Work required:
Check every line below for the string "GetDocumentation", and copy the lines that contain it.

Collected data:
— BEGIN —

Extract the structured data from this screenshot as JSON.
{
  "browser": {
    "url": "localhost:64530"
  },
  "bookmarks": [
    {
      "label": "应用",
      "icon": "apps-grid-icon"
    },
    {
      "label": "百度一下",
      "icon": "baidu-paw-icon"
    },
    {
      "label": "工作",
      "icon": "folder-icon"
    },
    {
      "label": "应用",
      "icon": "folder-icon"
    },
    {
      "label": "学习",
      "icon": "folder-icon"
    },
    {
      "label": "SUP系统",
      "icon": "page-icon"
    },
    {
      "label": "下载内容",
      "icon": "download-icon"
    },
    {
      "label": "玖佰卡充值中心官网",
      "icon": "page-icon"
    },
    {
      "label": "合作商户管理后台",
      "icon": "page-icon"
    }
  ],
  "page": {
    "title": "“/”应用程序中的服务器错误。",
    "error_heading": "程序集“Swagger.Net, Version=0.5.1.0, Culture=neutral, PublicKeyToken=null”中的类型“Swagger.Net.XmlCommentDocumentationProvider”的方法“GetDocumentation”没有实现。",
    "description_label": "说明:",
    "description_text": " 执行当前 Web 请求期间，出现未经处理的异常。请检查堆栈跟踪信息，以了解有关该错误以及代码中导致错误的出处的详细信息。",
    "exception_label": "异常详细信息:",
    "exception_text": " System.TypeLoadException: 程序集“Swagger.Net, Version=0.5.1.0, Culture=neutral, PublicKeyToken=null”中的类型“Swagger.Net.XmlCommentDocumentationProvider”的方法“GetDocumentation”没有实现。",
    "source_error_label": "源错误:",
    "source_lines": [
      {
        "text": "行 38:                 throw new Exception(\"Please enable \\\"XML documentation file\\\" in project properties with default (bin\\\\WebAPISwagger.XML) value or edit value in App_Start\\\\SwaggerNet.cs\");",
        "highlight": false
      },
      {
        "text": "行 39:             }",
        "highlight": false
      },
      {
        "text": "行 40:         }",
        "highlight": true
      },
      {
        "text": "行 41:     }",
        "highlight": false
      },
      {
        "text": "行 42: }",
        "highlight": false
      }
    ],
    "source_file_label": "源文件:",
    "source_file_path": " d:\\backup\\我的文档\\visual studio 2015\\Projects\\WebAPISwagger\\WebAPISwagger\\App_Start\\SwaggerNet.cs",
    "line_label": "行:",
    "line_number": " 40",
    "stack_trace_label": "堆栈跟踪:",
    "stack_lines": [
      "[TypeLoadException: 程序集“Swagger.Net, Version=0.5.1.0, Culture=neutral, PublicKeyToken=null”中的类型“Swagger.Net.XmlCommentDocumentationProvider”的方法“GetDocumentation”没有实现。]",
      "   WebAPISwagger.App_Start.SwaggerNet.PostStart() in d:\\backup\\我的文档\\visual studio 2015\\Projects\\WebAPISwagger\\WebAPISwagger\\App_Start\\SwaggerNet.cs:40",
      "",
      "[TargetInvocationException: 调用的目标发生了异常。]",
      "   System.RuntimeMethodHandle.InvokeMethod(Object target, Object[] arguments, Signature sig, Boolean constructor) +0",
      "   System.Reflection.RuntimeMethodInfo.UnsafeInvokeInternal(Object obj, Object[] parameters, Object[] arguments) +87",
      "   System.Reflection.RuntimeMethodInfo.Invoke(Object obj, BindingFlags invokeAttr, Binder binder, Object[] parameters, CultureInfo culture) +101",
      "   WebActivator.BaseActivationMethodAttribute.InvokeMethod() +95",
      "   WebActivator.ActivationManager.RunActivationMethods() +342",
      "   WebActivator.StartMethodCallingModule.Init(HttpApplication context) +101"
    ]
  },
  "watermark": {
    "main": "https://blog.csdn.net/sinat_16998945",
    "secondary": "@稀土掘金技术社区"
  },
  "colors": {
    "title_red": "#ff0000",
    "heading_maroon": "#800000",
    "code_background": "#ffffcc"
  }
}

— END —

Worked answer:
    "error_heading": "程序集“Swagger.Net, Version=0.5.1.0, Culture=neutral, PublicKeyToken=null”中的类型“Swagger.Net.XmlCommentDocumentationProvider”的方法“GetDocumentation”没有实现。",
    "exception_text": " System.TypeLoadException: 程序集“Swagger.Net, Version=0.5.1.0, Culture=neutral, PublicKeyToken=null”中的类型“Swagger.Net.XmlCommentDocumentationProvider”的方法“GetDocumentation”没有实现。",
      "[TypeLoadException: 程序集“Swagger.Net, Version=0.5.1.0, Culture=neutral, PublicKeyToken=null”中的类型“Swagger.Net.XmlCommentDocumentationProvider”的方法“GetDocumentation”没有实现。]",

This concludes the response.